» What is asked:
**1.** Copy everything from "for customer_id in" down to "in 30 categories." in the star schema text, character for character.
**2.** Resume the star schema text after its last line and continue writing it.

» Text extract:
I store the data in minio according to the __Star Schema__: there is a single long fact table recording `150 000` transaction events (`transaction_id`, `user_id`, `product_id`, `transaction_amount`, `units_sold`, `time_id`, `location_id`) and four dimension tables (on customers, products, time (e.g. exact date, month, quarter, year) and customer locations).

### Data generation:

In [1]:
!pip install randomtimestamp



In [2]:
import datetime
import random

import randomtimestamp

In [3]:
N_TRANSACTIONS = 150_000
N_CUSTOMERS = 10_000
N_PRODUCTS = 5_000
N_LOCATIONS = 30_000
N_TIMES = 100_000

N_CITIES = 10_000
N_COUNTRIES = 195
N_CONTINENTS = 6
N_PRODUCT_CATEGORIES = 30

#### Customers dimension table: `customer_id`, `first_name`, `last_name`, `zip_code`, `is_company`, `discount`; the shop has 10_000 registered clients.

In [4]:
cities_aux = [f"city_{i}" for i in range(N_CITIES)]

customers = [
    (customer_id,
     f"first_name_{customer_id}",
     f"last_name_{customer_id}",
     f"{random.randint(0, 99)}-{random.randint(100, 999)}",
     random.choice([True, False]),
     random.choice([0.0, 0.1, 0.15, 0.2])
    )
    for customer_id in range(N_CUSTOMERS)
]

#### Products dimension table: `product_id`, `product_name`, `product_category`, `unit_price`; the shop has 5_000 products on sale in 30 categories.

In [5]:
products = [
    (product_id,
     f"product_name_{product_id}",
     f"category_{random.randint(0, N_PRODUCT_CATEGORIES)}",
     round(random.uniform(0.5, 2000.0), 2),
    )
    for product_id in range(N_PRODUCTS)
]

#### Locations dimension table: `location_id`, `location_name`, `country`, `continent`, `area_type`.

» Supplied information:

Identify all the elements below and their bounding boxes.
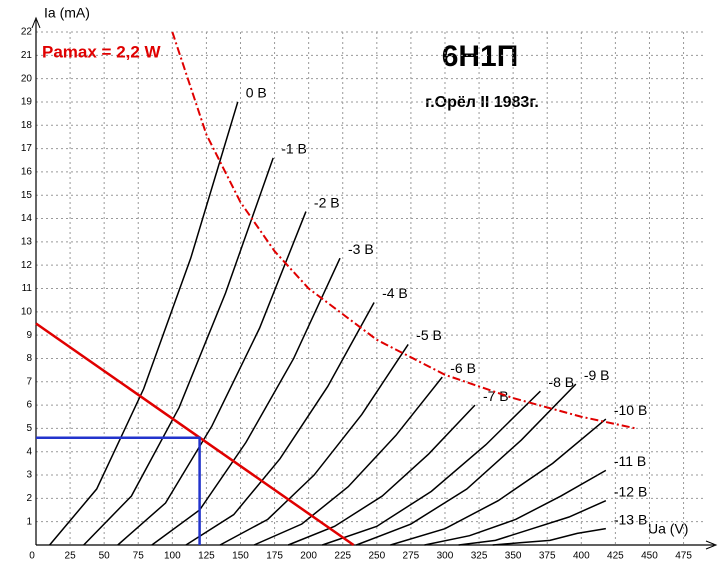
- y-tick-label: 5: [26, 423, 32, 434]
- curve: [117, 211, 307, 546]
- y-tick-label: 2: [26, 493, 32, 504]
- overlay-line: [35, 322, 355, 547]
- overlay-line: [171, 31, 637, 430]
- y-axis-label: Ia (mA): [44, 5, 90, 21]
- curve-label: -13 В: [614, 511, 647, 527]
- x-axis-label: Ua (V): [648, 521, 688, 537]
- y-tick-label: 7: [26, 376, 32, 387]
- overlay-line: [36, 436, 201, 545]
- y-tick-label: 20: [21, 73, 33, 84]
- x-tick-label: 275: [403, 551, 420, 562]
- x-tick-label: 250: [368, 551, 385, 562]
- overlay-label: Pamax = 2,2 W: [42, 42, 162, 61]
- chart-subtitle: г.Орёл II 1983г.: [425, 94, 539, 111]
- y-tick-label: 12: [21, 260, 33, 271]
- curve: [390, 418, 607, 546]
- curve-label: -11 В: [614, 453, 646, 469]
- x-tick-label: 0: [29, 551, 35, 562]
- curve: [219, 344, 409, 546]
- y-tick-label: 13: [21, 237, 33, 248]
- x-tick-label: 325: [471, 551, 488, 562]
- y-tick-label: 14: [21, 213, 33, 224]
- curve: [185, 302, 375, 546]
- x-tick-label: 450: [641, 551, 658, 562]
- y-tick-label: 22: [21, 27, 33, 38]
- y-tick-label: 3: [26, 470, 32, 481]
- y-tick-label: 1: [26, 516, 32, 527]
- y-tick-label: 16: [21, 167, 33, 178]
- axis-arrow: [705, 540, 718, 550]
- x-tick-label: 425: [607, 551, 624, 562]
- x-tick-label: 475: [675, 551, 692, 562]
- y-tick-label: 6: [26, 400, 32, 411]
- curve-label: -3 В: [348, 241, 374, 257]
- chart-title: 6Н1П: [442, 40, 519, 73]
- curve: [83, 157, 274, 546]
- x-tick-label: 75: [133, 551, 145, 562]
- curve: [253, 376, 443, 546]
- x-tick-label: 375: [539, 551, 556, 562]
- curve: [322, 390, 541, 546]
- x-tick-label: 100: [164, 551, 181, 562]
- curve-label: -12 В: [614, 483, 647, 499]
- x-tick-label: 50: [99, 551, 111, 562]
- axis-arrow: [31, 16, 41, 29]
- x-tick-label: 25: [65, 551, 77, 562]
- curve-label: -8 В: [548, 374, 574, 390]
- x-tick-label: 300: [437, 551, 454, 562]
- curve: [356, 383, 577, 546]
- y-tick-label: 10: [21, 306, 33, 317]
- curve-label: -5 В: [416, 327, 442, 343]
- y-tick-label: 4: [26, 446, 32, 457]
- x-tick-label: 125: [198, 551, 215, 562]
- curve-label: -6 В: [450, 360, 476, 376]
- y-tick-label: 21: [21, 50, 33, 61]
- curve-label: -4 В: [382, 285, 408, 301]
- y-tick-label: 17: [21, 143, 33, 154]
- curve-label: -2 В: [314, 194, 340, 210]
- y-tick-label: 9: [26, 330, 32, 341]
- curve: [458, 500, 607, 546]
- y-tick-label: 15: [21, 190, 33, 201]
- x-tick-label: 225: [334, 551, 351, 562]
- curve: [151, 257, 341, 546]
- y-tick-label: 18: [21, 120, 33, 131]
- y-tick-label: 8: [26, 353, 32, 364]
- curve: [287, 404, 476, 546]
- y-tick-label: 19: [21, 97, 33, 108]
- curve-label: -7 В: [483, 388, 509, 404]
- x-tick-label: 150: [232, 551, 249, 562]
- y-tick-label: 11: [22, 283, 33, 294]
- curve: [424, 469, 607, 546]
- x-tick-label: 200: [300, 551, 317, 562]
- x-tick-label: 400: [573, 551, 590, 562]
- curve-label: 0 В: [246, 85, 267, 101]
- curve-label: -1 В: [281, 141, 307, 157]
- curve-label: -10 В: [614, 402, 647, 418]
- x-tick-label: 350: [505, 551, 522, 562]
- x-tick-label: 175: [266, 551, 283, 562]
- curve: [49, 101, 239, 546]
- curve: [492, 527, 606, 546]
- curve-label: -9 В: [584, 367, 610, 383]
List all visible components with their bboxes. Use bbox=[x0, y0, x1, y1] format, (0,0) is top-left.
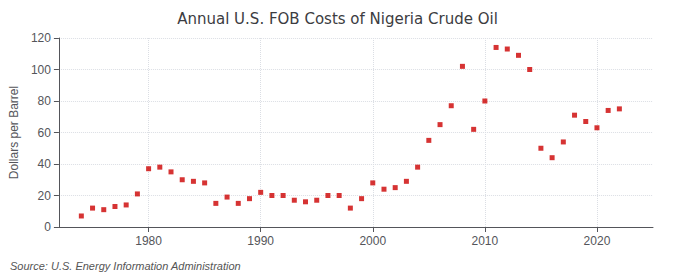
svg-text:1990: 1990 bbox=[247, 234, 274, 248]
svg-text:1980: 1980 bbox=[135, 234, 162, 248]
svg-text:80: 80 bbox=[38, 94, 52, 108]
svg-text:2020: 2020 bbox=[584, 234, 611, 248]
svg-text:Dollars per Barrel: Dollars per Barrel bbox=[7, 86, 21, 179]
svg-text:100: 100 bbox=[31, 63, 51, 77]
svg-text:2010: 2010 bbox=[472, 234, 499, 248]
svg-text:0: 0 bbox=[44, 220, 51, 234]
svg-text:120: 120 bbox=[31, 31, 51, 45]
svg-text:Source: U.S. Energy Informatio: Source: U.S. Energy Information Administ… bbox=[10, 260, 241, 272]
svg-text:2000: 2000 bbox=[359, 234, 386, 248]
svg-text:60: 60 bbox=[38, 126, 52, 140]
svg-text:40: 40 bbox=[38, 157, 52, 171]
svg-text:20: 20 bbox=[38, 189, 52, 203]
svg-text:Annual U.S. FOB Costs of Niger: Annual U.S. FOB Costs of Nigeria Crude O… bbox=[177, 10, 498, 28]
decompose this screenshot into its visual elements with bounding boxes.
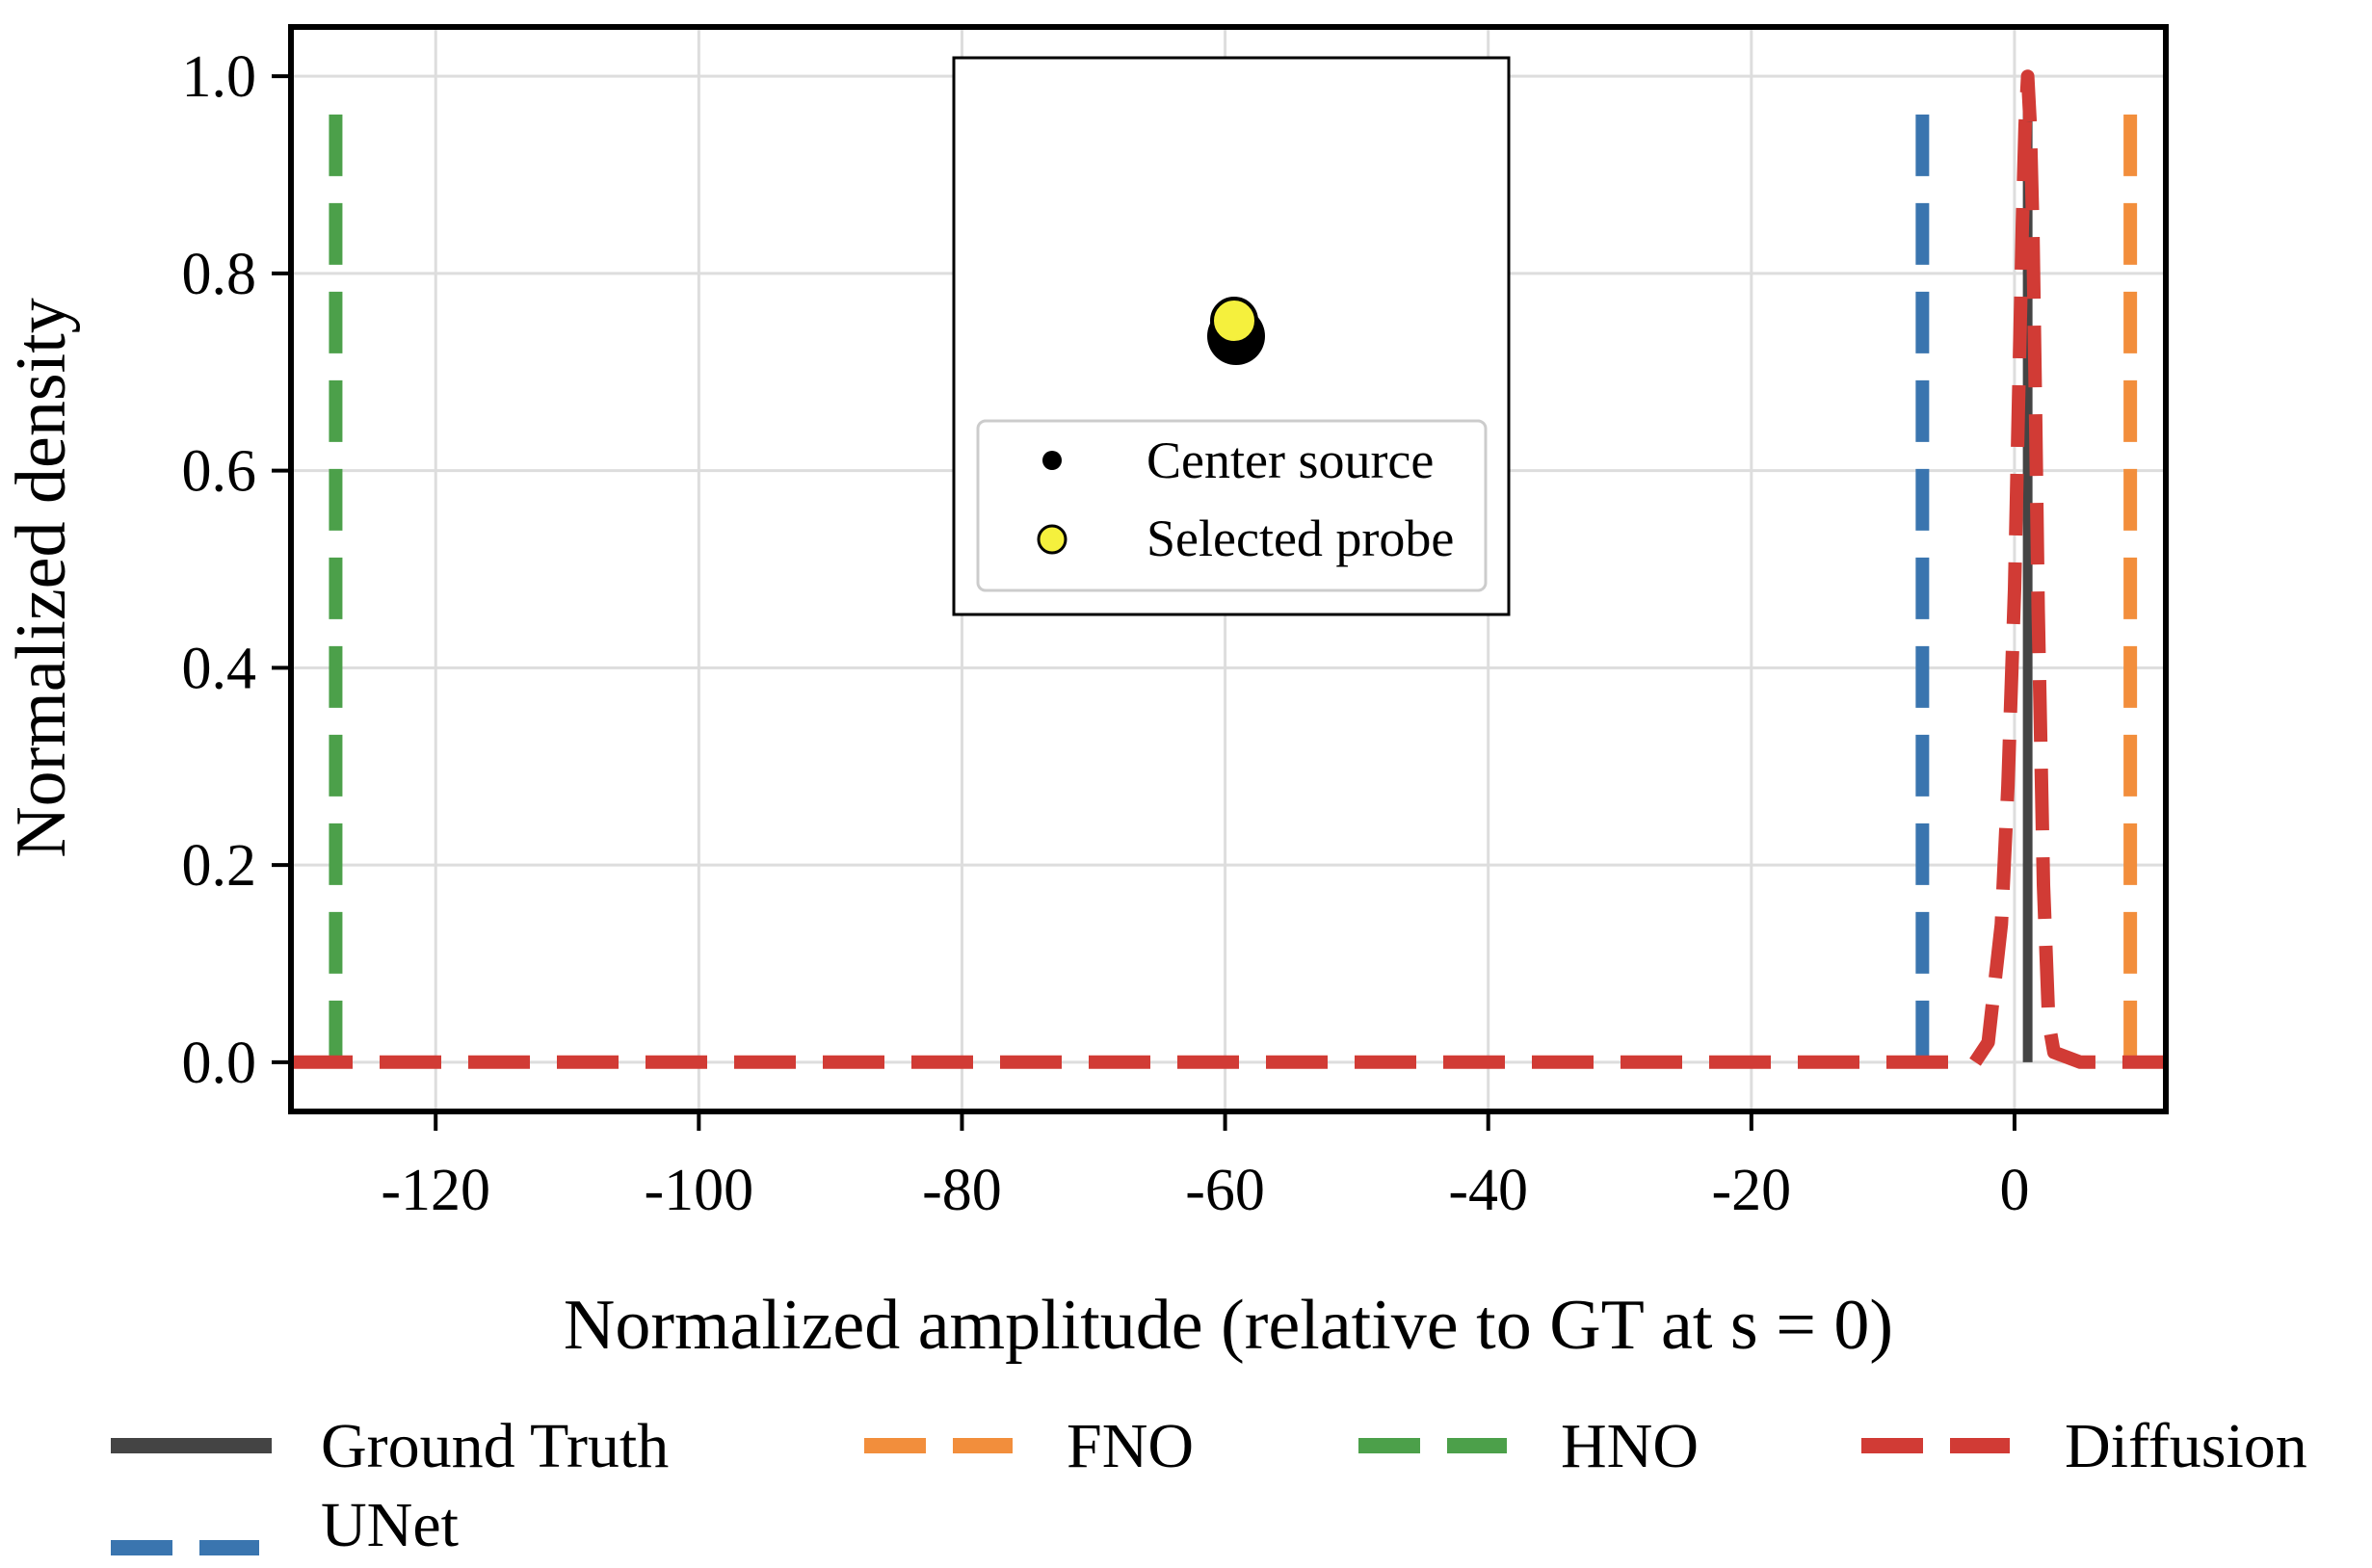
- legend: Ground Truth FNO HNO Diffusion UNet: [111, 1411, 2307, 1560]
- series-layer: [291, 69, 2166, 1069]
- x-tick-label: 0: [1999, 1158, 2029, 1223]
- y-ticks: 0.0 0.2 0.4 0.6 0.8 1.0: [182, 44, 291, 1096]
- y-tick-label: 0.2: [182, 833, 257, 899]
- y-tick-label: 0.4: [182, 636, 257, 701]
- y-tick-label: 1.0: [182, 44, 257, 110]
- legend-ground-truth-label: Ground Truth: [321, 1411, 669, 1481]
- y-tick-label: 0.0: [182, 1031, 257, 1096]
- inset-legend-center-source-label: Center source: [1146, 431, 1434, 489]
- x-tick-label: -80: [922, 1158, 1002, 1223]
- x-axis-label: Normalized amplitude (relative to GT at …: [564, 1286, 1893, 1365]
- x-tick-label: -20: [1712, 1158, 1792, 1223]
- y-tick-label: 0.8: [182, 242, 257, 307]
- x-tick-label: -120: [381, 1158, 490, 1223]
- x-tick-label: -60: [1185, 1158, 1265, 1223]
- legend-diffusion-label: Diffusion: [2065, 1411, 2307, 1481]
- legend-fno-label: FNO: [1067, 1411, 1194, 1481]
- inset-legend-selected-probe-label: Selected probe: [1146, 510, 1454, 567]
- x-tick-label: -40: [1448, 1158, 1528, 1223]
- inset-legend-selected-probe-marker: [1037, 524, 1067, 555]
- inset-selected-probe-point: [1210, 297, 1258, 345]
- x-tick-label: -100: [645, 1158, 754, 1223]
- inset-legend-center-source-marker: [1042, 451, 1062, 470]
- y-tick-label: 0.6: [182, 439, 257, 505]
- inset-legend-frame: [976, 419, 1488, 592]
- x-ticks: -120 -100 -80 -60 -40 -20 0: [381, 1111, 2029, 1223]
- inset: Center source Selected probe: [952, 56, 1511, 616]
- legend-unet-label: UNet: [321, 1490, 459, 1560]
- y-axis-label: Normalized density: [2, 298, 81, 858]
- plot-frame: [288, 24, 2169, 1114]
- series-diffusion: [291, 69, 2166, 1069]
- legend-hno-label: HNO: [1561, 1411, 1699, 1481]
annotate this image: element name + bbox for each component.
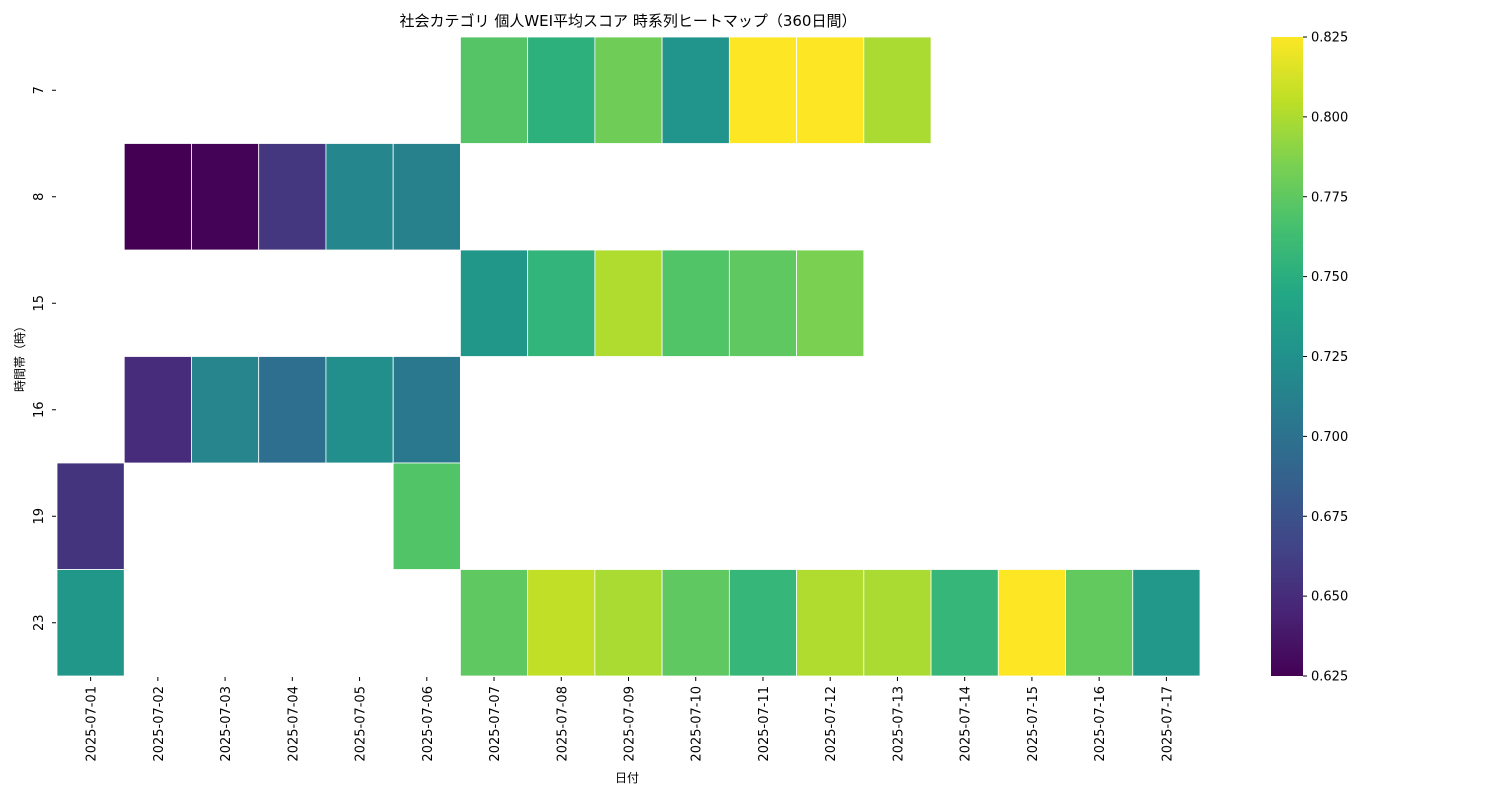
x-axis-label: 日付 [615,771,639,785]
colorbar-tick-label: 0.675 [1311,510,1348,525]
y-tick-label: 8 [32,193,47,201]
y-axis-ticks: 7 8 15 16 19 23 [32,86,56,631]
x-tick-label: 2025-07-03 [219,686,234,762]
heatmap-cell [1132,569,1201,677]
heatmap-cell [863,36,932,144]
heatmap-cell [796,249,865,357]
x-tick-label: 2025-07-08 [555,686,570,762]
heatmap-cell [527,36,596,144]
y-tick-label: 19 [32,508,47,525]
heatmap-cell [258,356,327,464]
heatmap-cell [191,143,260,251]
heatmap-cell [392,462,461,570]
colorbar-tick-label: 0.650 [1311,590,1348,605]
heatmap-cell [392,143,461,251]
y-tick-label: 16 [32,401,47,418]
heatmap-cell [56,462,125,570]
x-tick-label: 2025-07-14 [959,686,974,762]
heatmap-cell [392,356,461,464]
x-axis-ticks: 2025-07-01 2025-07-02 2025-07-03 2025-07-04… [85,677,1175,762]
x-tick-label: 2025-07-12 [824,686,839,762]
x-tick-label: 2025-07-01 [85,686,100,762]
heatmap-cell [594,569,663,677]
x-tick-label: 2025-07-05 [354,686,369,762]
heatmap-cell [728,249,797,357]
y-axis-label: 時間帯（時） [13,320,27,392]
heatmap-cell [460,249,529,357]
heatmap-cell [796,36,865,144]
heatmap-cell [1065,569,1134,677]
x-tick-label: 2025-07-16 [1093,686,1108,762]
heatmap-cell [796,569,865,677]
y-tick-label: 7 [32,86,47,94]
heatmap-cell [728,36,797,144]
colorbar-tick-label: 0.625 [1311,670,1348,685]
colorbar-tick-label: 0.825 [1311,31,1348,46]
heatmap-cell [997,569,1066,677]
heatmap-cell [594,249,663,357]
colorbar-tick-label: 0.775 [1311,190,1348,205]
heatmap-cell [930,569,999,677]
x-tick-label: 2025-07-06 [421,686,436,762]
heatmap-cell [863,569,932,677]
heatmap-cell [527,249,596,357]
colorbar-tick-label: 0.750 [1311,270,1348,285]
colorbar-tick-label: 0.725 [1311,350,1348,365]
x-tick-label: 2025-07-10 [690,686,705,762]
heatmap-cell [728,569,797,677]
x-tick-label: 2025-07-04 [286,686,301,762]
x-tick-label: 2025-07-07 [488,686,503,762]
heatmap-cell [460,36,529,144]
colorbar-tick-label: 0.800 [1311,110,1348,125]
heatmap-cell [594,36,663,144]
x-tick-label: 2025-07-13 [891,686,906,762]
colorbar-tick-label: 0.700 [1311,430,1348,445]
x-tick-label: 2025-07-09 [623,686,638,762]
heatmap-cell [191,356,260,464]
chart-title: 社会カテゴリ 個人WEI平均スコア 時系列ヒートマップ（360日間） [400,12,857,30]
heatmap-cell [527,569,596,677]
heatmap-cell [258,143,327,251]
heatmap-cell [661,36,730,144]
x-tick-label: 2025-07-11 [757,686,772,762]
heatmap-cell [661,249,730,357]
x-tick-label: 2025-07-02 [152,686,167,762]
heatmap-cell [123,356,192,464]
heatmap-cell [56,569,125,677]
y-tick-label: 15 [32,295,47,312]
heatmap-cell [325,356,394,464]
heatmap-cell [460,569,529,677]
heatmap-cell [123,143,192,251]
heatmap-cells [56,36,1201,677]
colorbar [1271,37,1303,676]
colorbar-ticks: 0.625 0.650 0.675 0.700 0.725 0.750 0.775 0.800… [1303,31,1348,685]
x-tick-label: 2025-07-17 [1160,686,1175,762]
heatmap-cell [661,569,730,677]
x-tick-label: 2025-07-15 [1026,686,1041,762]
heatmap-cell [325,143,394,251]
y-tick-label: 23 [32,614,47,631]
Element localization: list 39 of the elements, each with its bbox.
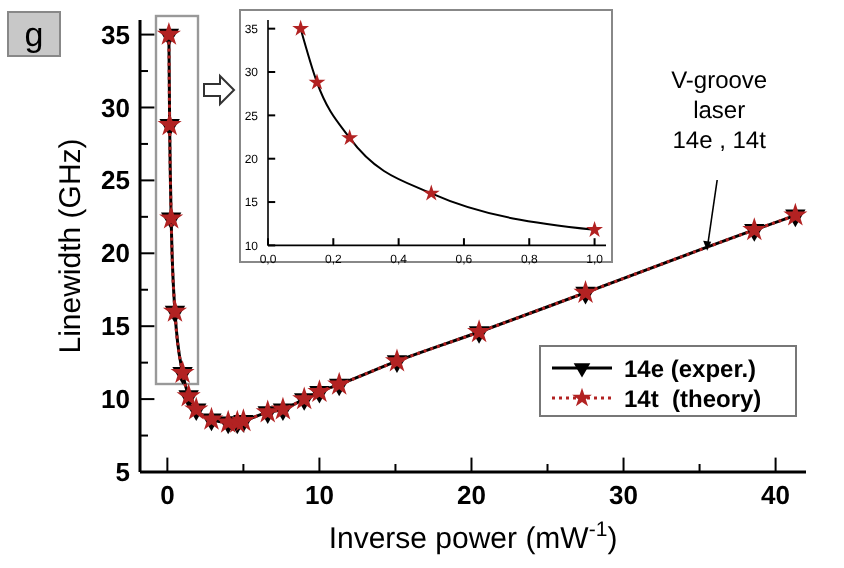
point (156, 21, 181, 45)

» Per-task outputs:
**1.**
for customer_id in range(N_CUSTOMERS)
]

#### Products dimension table: `product_id`, `product_name`, `product_category`, `unit_price`; the shop has 5_000 products on sale in 30 categories.

**2.**
In [6]:
locations = [
    (location_id,
     f"location_name_{location_id}",
     f"country_{random.randint(0, N_COUNTRIES)}",
     f"continent_{random.randint(0, N_CONTINENTS)}",
     random.choice(["city", "town", "rural"]),
    )
    for location_id in range(N_LOCATIONS)
]

#### Times dimension table: `time_id`, `timestamp`, `date`, `weekday`, `month`, `quarter`, `year`

In [7]:
times = []
for i in range(N_TIMES):
    timestamp = randomtimestamp.randomtimestamp(start_year=2022, end_year=2023)
    times.append((
        i,
        timestamp,
        timestamp.date(),
        timestamp.weekday(),
        timestamp.month,
        (timestamp.month - 1)//3,
        timestamp.year
    ))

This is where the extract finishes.